AIM:
Read the records and write them out again exactly.

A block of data
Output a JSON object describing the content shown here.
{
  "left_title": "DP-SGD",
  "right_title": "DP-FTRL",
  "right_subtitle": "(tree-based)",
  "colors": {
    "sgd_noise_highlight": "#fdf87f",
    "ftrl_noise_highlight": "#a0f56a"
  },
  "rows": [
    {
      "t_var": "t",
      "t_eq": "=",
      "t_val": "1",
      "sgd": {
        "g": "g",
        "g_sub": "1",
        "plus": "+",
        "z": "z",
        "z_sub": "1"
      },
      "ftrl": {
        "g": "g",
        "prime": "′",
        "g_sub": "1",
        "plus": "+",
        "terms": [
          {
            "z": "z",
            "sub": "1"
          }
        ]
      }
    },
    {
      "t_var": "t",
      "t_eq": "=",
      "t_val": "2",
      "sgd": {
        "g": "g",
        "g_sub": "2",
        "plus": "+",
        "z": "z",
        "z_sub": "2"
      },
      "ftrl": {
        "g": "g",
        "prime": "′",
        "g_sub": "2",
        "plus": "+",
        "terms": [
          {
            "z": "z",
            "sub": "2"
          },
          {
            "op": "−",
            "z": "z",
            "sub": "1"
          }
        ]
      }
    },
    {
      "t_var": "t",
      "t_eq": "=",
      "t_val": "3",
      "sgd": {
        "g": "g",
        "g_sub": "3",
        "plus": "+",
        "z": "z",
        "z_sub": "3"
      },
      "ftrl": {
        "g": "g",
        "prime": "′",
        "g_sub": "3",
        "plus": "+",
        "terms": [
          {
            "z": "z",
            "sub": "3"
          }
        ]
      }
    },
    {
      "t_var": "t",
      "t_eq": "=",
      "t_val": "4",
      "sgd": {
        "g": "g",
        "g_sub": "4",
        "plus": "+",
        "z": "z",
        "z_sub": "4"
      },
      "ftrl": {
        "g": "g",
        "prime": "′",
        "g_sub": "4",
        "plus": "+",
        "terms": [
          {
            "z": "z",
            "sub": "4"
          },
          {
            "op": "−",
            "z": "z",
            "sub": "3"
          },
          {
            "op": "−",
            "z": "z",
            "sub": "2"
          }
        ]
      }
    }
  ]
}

SOLUTION FOR THIS EXERCISE:
Output a JSON object describing the content shown here.
{
  "left_title": "DP-SGD",
  "right_title": "DP-FTRL",
  "right_subtitle": "(tree-based)",
  "colors": {
    "sgd_noise_highlight": "#fdf87f",
    "ftrl_noise_highlight": "#a0f56a"
  },
  "rows": [
    {
      "t_var": "t",
      "t_eq": "=",
      "t_val": "1",
      "sgd": {
        "g": "g",
        "g_sub": "1",
        "plus": "+",
        "z": "z",
        "z_sub": "1"
      },
      "ftrl": {
        "g": "g",
        "prime": "′",
        "g_sub": "1",
        "plus": "+",
        "terms": [
          {
            "z": "z",
            "sub": "1"
          }
        ]
      }
    },
    {
      "t_var": "t",
      "t_eq": "=",
      "t_val": "2",
      "sgd": {
        "g": "g",
        "g_sub": "2",
        "plus": "+",
        "z": "z",
        "z_sub": "2"
      },
      "ftrl": {
        "g": "g",
        "prime": "′",
        "g_sub": "2",
        "plus": "+",
        "terms": [
          {
            "z": "z",
            "sub": "2"
          },
          {
            "op": "−",
            "z": "z",
            "sub": "1"
          }
        ]
      }
    },
    {
      "t_var": "t",
      "t_eq": "=",
      "t_val": "3",
      "sgd": {
        "g": "g",
        "g_sub": "3",
        "plus": "+",
        "z": "z",
        "z_sub": "3"
      },
      "ftrl": {
        "g": "g",
        "prime": "′",
        "g_sub": "3",
        "plus": "+",
        "terms": [
          {
            "z": "z",
            "sub": "3"
          }
        ]
      }
    },
    {
      "t_var": "t",
      "t_eq": "=",
      "t_val": "4",
      "sgd": {
        "g": "g",
        "g_sub": "4",
        "plus": "+",
        "z": "z",
        "z_sub": "4"
      },
      "ftrl": {
        "g": "g",
        "prime": "′",
        "g_sub": "4",
        "plus": "+",
        "terms": [
          {
            "z": "z",
            "sub": "4"
          },
          {
            "op": "−",
            "z": "z",
            "sub": "3"
          },
          {
            "op": "−",
            "z": "z",
            "sub": "2"
          }
        ]
      }
    }
  ]
}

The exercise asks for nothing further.